▶ _STORED DATA_
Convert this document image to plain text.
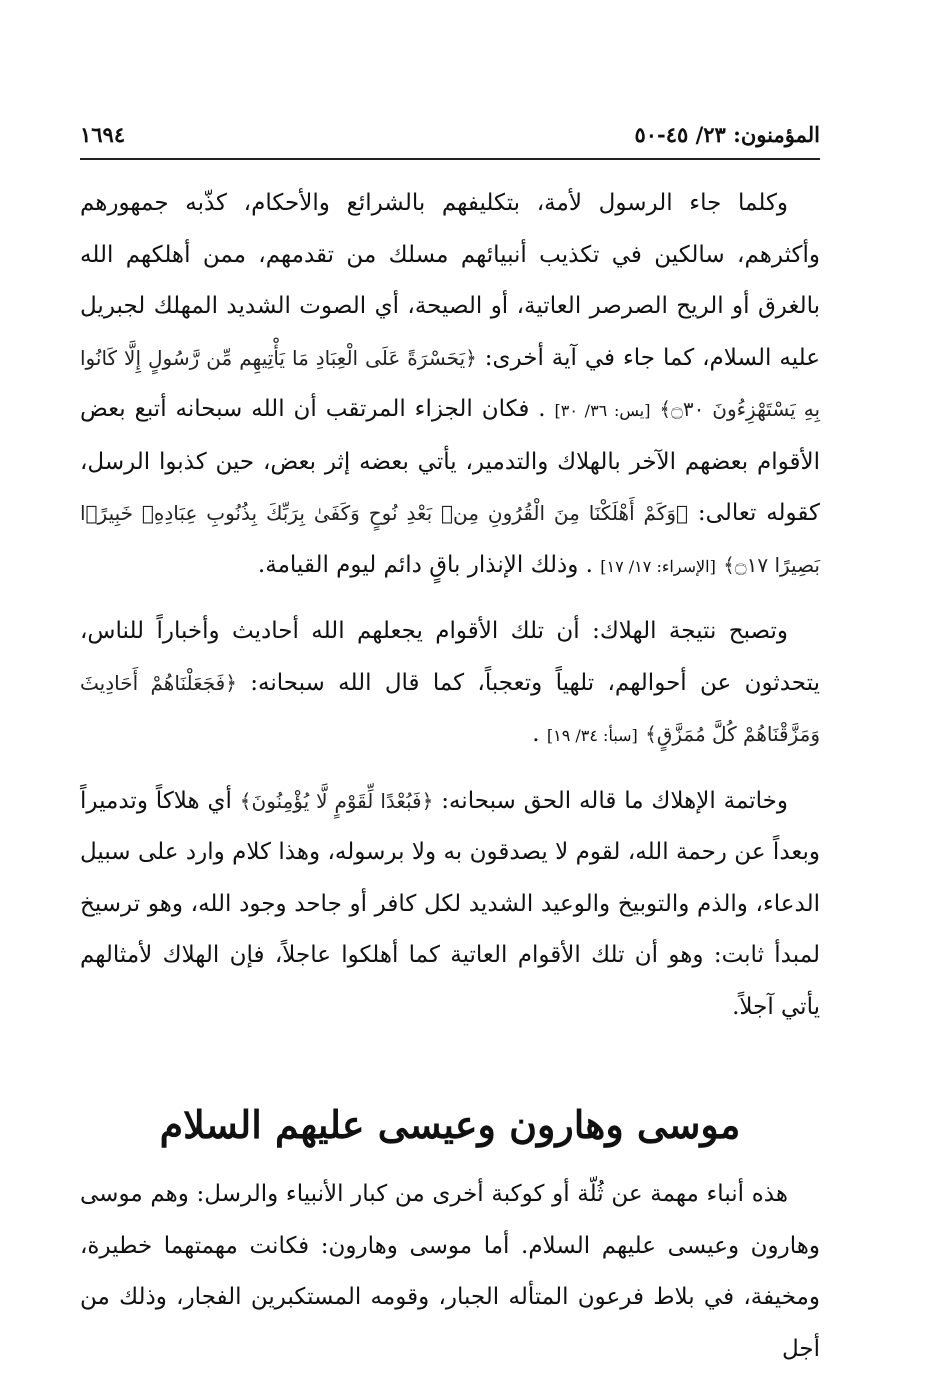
المؤمنون: ٢٣/ ٤٥-٥٠
١٦٩٤

وكلما جاء الرسول لأمة، بتكليفهم بالشرائع والأحكام، كذّبه جمهورهم وأكثرهم، سالكين في تكذيب أنبيائهم مسلك من تقدمهم، ممن أهلكهم الله بالغرق أو الريح الصرصر العاتية، أو الصيحة، أي الصوت الشديد المهلك لجبريل عليه السلام، كما جاء في آية أخرى: ﴿يَحَسْرَةً عَلَى الْعِبَادِ مَا يَأْتِيهِم مِّن رَّسُولٍ إِلَّا كَانُوا بِهِ يَسْتَهْزِءُونَ ۝٣٠﴾ [يس: ٣٦/ ٣٠] . فكان الجزاء المرتقب أن الله سبحانه أتبع بعض الأقوام بعضهم الآخر بالهلاك والتدمير، يأتي بعضه إثر بعض، حين كذبوا الرسل، كقوله تعالى: ﴿وَكَمْ أَهْلَكْنَا مِنَ الْقُرُونِ مِنۢ بَعْدِ نُوحٍ وَكَفَىٰ بِرَبِّكَ بِذُنُوبِ عِبَادِهِۦ خَبِيرًۢا بَصِيرًا ۝١٧﴾ [الإسراء: ١٧/ ١٧] . وذلك الإنذار باقٍ دائم ليوم القيامة.

وتصبح نتيجة الهلاك: أن تلك الأقوام يجعلهم الله أحاديث وأخباراً للناس، يتحدثون عن أحوالهم، تلهياً وتعجباً، كما قال الله سبحانه: ﴿فَجَعَلْنَاهُمْ أَحَادِيثَ وَمَزَّقْنَاهُمْ كُلَّ مُمَزَّقٍ﴾ [سبأ: ٣٤/ ١٩] .

وخاتمة الإهلاك ما قاله الحق سبحانه: ﴿فَبُعْدًا لِّقَوْمٍ لَّا يُؤْمِنُونَ﴾ أي هلاكاً وتدميراً وبعداً عن رحمة الله، لقوم لا يصدقون به ولا برسوله، وهذا كلام وارد على سبيل الدعاء، والذم والتوبيخ والوعيد الشديد لكل كافر أو جاحد وجود الله، وهو ترسيخ لمبدأ ثابت: وهو أن تلك الأقوام العاتية كما أهلكوا عاجلاً، فإن الهلاك لأمثالهم يأتي آجلاً.

موسى وهارون وعيسى عليهم السلام

هذه أنباء مهمة عن ثُلّة أو كوكبة أخرى من كبار الأنبياء والرسل: وهم موسى وهارون وعيسى عليهم السلام. أما موسى وهارون: فكانت مهمتهما خطيرة، ومخيفة، في بلاط فرعون المتأله الجبار، وقومه المستكبرين الفجار، وذلك من أجل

▶ _TASK BRIEF_
Using the material above, return every line exactly as it appears, minus the pictures.

▶ _SOLUTION BELOW_
Convert this document image to plain text.
المؤمنون: ٢٣/ ٤٥-٥٠
١٦٩٤

وكلما جاء الرسول لأمة، بتكليفهم بالشرائع والأحكام، كذّبه جمهورهم وأكثرهم، سالكين في تكذيب أنبيائهم مسلك من تقدمهم، ممن أهلكهم الله بالغرق أو الريح الصرصر العاتية، أو الصيحة، أي الصوت الشديد المهلك لجبريل عليه السلام، كما جاء في آية أخرى: ﴿يَحَسْرَةً عَلَى الْعِبَادِ مَا يَأْتِيهِم مِّن رَّسُولٍ إِلَّا كَانُوا بِهِ يَسْتَهْزِءُونَ ۝٣٠﴾ [يس: ٣٦/ ٣٠] . فكان الجزاء المرتقب أن الله سبحانه أتبع بعض الأقوام بعضهم الآخر بالهلاك والتدمير، يأتي بعضه إثر بعض، حين كذبوا الرسل، كقوله تعالى: ﴿وَكَمْ أَهْلَكْنَا مِنَ الْقُرُونِ مِنۢ بَعْدِ نُوحٍ وَكَفَىٰ بِرَبِّكَ بِذُنُوبِ عِبَادِهِۦ خَبِيرًۢا بَصِيرًا ۝١٧﴾ [الإسراء: ١٧/ ١٧] . وذلك الإنذار باقٍ دائم ليوم القيامة.

وتصبح نتيجة الهلاك: أن تلك الأقوام يجعلهم الله أحاديث وأخباراً للناس، يتحدثون عن أحوالهم، تلهياً وتعجباً، كما قال الله سبحانه: ﴿فَجَعَلْنَاهُمْ أَحَادِيثَ وَمَزَّقْنَاهُمْ كُلَّ مُمَزَّقٍ﴾ [سبأ: ٣٤/ ١٩] .

وخاتمة الإهلاك ما قاله الحق سبحانه: ﴿فَبُعْدًا لِّقَوْمٍ لَّا يُؤْمِنُونَ﴾ أي هلاكاً وتدميراً وبعداً عن رحمة الله، لقوم لا يصدقون به ولا برسوله، وهذا كلام وارد على سبيل الدعاء، والذم والتوبيخ والوعيد الشديد لكل كافر أو جاحد وجود الله، وهو ترسيخ لمبدأ ثابت: وهو أن تلك الأقوام العاتية كما أهلكوا عاجلاً، فإن الهلاك لأمثالهم يأتي آجلاً.

موسى وهارون وعيسى عليهم السلام

هذه أنباء مهمة عن ثُلّة أو كوكبة أخرى من كبار الأنبياء والرسل: وهم موسى وهارون وعيسى عليهم السلام. أما موسى وهارون: فكانت مهمتهما خطيرة، ومخيفة، في بلاط فرعون المتأله الجبار، وقومه المستكبرين الفجار، وذلك من أجل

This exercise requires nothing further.